# DATASET ROWS start
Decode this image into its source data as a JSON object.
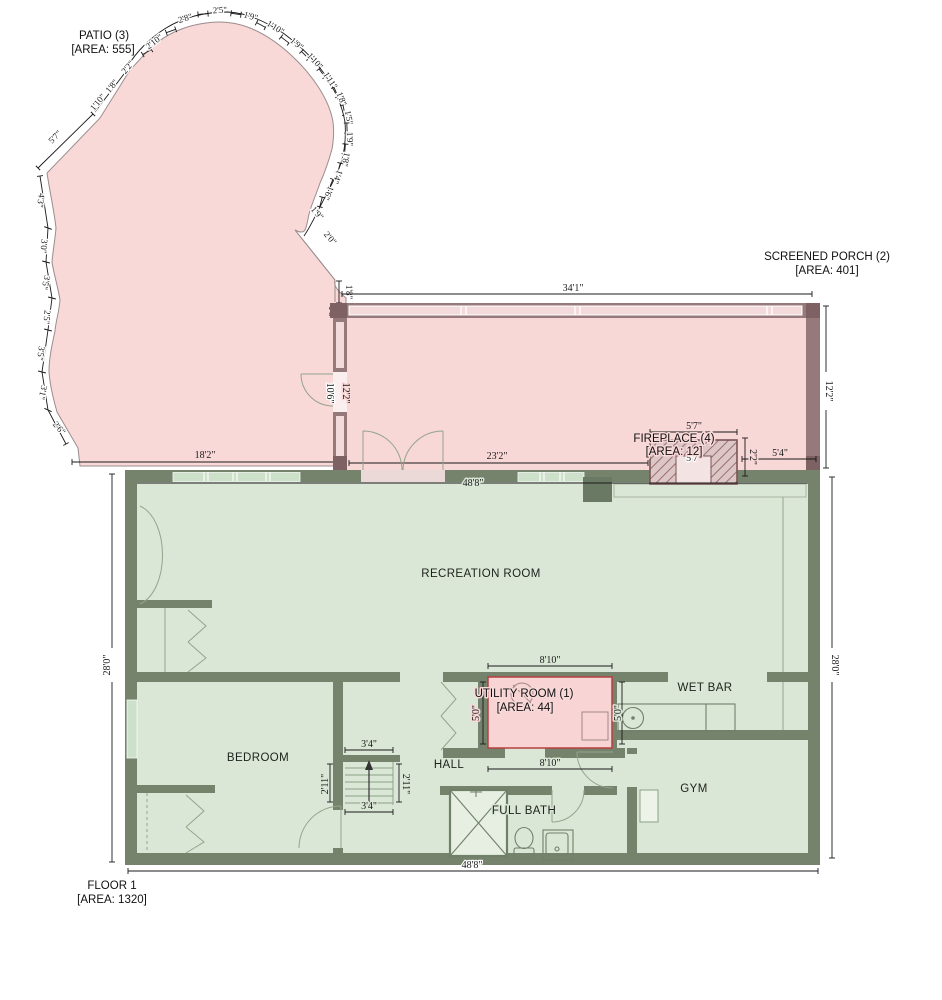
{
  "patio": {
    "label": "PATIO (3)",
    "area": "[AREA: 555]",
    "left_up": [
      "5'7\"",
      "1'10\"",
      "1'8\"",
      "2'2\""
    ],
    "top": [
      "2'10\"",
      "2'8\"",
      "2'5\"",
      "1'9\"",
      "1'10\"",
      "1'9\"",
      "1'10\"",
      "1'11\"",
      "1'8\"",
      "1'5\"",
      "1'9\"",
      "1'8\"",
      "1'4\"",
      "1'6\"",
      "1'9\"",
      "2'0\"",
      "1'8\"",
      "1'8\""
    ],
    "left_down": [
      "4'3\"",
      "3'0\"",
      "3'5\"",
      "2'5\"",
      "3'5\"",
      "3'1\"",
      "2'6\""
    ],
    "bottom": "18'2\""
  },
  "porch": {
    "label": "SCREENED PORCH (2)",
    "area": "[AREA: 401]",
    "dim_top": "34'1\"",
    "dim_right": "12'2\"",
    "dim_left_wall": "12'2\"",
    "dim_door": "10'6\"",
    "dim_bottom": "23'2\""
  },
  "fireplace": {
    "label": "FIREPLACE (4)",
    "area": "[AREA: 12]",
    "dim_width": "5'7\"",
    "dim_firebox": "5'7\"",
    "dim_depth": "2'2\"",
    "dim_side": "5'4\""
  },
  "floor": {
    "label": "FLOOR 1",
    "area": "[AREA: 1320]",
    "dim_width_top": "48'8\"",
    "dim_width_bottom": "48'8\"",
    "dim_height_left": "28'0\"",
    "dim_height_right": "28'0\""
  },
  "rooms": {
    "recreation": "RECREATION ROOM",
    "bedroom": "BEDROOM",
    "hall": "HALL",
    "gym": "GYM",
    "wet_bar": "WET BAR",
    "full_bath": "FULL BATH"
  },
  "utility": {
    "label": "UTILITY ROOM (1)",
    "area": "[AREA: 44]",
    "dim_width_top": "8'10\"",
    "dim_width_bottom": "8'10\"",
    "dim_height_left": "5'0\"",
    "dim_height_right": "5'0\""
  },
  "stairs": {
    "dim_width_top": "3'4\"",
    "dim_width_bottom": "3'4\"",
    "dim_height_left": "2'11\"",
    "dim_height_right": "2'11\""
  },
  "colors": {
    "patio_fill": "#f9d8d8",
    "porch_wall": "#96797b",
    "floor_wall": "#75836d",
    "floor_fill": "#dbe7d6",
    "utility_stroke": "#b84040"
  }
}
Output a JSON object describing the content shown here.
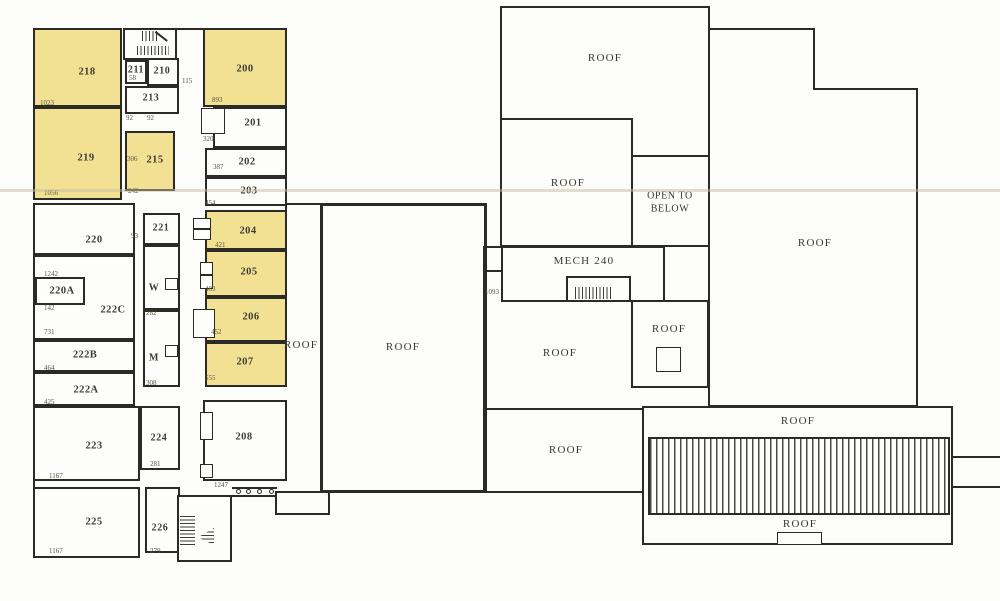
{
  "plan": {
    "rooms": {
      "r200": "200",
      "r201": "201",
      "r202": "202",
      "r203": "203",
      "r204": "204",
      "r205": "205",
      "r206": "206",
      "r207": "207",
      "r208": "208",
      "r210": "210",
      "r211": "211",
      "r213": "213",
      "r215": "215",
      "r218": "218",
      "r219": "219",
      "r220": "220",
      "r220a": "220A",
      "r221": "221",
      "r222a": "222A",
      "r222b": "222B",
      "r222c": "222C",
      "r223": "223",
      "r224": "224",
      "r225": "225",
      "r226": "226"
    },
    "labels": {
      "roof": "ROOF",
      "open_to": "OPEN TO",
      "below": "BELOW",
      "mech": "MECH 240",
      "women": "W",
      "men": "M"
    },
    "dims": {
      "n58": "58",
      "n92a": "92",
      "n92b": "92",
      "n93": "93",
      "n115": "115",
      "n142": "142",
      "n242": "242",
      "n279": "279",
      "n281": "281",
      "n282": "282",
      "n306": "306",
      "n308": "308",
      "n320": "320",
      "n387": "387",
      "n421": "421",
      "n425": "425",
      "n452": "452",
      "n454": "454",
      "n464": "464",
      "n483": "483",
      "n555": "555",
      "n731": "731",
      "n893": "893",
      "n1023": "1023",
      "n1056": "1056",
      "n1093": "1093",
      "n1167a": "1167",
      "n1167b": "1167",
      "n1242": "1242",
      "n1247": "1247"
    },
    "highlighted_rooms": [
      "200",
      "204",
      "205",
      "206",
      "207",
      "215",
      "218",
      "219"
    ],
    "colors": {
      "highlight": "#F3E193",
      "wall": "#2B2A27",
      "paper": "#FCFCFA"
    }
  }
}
# DATASET ROWS end
# DATASET ROWS start
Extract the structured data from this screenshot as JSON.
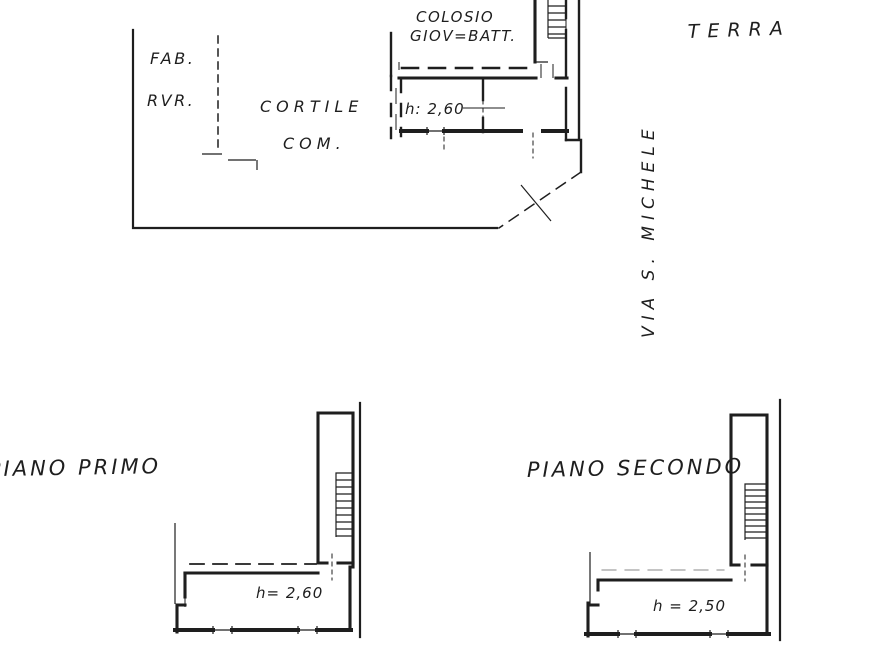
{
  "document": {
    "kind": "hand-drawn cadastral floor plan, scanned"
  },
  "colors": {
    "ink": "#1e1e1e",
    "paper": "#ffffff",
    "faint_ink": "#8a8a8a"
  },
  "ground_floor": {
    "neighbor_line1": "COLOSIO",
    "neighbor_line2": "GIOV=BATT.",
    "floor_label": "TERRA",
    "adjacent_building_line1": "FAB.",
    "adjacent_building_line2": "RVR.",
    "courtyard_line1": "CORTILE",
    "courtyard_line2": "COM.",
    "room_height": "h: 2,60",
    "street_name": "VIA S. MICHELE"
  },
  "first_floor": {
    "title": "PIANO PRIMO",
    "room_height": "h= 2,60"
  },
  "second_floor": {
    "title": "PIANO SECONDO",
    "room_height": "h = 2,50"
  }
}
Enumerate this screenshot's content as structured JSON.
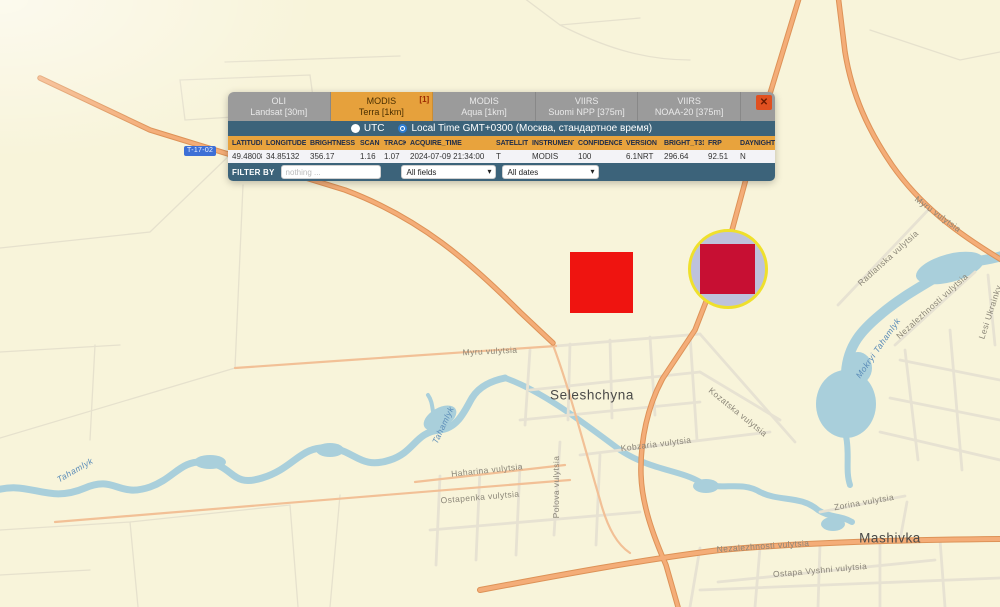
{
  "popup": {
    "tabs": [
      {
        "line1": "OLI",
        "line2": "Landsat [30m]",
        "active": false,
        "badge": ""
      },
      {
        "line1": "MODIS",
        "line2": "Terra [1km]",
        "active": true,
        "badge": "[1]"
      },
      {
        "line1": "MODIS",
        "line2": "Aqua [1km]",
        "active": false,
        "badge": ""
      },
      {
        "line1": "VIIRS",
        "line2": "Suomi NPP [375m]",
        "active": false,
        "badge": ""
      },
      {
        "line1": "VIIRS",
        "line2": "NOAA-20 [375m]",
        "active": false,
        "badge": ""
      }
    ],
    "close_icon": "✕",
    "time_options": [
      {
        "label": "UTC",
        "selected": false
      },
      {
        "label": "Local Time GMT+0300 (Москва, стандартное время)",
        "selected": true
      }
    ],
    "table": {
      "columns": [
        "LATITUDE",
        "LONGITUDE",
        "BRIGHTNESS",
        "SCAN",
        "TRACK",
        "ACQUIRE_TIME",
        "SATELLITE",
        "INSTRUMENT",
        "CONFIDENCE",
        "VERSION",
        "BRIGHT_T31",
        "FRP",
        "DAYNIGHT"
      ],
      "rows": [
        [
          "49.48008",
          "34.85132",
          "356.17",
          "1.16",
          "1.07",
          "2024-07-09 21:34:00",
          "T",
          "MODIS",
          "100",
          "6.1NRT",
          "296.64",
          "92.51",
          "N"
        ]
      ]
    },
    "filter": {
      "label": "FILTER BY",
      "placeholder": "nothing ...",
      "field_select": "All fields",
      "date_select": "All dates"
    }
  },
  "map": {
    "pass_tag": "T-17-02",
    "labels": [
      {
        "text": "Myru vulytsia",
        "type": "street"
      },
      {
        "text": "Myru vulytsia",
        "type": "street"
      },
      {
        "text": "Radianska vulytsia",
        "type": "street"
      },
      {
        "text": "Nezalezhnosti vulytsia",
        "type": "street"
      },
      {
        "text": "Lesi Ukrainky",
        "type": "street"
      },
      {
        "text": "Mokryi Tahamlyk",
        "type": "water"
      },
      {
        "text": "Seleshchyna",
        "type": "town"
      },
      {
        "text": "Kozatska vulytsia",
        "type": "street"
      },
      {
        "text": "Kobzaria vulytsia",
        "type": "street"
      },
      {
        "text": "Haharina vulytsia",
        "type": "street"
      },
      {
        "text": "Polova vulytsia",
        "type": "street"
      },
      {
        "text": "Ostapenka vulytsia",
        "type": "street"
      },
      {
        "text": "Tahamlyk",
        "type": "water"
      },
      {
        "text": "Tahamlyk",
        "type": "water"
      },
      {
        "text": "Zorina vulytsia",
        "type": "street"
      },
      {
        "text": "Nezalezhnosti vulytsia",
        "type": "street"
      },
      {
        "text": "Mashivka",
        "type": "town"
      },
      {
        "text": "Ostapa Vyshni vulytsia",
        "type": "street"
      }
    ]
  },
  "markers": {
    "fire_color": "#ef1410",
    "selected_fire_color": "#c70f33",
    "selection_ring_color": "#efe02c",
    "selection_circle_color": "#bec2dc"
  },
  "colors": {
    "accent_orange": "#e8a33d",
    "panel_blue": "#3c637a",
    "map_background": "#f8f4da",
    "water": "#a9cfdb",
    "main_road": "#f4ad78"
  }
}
# DATASET ROWS end
> **DESCRIPTION OF THE TASK**
From the entries above, select each line containing the string "plan".

> **RESULT OF THIS TASK**
  "plan": {
    "kind": "hand-drawn cadastral floor plan, scanned"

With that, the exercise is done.